## [PROBLEM]
Retype all of the entries word for word.

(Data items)
◇ ◇ ◇ ◇ ◇

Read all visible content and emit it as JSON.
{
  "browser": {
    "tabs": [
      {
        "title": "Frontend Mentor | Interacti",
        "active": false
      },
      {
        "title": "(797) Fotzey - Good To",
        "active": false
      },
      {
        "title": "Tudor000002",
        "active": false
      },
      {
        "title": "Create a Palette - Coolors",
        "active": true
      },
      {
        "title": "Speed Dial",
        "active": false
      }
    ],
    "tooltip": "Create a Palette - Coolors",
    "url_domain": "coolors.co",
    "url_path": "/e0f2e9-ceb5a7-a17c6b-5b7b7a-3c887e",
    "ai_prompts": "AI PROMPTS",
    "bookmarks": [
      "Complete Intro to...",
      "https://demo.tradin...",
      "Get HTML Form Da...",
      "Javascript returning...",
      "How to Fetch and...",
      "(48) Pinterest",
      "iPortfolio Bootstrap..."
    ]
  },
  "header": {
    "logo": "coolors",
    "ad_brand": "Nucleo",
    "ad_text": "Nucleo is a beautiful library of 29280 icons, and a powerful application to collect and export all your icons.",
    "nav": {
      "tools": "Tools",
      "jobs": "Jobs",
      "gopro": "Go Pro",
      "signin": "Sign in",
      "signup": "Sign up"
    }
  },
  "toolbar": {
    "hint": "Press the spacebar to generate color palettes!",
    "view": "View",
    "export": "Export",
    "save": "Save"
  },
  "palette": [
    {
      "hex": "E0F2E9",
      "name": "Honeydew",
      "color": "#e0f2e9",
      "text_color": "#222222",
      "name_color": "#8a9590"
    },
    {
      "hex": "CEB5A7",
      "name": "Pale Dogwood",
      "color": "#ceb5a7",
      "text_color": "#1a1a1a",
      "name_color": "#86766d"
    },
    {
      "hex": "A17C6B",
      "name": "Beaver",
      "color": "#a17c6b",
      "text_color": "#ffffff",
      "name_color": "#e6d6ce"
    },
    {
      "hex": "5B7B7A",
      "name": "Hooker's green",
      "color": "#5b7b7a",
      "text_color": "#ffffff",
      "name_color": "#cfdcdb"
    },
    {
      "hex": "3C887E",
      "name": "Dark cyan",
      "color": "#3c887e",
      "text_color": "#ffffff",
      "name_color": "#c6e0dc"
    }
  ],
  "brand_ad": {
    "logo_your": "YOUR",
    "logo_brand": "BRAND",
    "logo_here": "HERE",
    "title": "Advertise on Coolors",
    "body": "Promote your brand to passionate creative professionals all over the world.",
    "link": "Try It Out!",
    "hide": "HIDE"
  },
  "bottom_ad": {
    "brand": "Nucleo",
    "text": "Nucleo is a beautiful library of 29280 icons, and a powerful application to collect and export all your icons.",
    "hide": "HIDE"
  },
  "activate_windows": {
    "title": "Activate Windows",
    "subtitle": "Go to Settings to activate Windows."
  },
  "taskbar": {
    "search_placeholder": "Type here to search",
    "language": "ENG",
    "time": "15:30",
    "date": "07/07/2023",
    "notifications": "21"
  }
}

◇ ◇ ◇ ◇ ◇

## [RESPONSE TO THE TASK]
Read all visible content and emit it as JSON.
{
  "browser": {
    "tabs": [
      {
        "title": "Frontend Mentor | Interacti",
        "active": false
      },
      {
        "title": "(797) Fotzey - Good To",
        "active": false
      },
      {
        "title": "Tudor000002",
        "active": false
      },
      {
        "title": "Create a Palette - Coolors",
        "active": true
      },
      {
        "title": "Speed Dial",
        "active": false
      }
    ],
    "tooltip": "Create a Palette - Coolors",
    "url_domain": "coolors.co",
    "url_path": "/e0f2e9-ceb5a7-a17c6b-5b7b7a-3c887e",
    "ai_prompts": "AI PROMPTS",
    "bookmarks": [
      "Complete Intro to...",
      "https://demo.tradin...",
      "Get HTML Form Da...",
      "Javascript returning...",
      "How to Fetch and...",
      "(48) Pinterest",
      "iPortfolio Bootstrap..."
    ]
  },
  "header": {
    "logo": "coolors",
    "ad_brand": "Nucleo",
    "ad_text": "Nucleo is a beautiful library of 29280 icons, and a powerful application to collect and export all your icons.",
    "nav": {
      "tools": "Tools",
      "jobs": "Jobs",
      "gopro": "Go Pro",
      "signin": "Sign in",
      "signup": "Sign up"
    }
  },
  "toolbar": {
    "hint": "Press the spacebar to generate color palettes!",
    "view": "View",
    "export": "Export",
    "save": "Save"
  },
  "palette": [
    {
      "hex": "E0F2E9",
      "name": "Honeydew",
      "color": "#e0f2e9",
      "text_color": "#222222",
      "name_color": "#8a9590"
    },
    {
      "hex": "CEB5A7",
      "name": "Pale Dogwood",
      "color": "#ceb5a7",
      "text_color": "#1a1a1a",
      "name_color": "#86766d"
    },
    {
      "hex": "A17C6B",
      "name": "Beaver",
      "color": "#a17c6b",
      "text_color": "#ffffff",
      "name_color": "#e6d6ce"
    },
    {
      "hex": "5B7B7A",
      "name": "Hooker's green",
      "color": "#5b7b7a",
      "text_color": "#ffffff",
      "name_color": "#cfdcdb"
    },
    {
      "hex": "3C887E",
      "name": "Dark cyan",
      "color": "#3c887e",
      "text_color": "#ffffff",
      "name_color": "#c6e0dc"
    }
  ],
  "brand_ad": {
    "logo_your": "YOUR",
    "logo_brand": "BRAND",
    "logo_here": "HERE",
    "title": "Advertise on Coolors",
    "body": "Promote your brand to passionate creative professionals all over the world.",
    "link": "Try It Out!",
    "hide": "HIDE"
  },
  "bottom_ad": {
    "brand": "Nucleo",
    "text": "Nucleo is a beautiful library of 29280 icons, and a powerful application to collect and export all your icons.",
    "hide": "HIDE"
  },
  "activate_windows": {
    "title": "Activate Windows",
    "subtitle": "Go to Settings to activate Windows."
  },
  "taskbar": {
    "search_placeholder": "Type here to search",
    "language": "ENG",
    "time": "15:30",
    "date": "07/07/2023",
    "notifications": "21"
  }
}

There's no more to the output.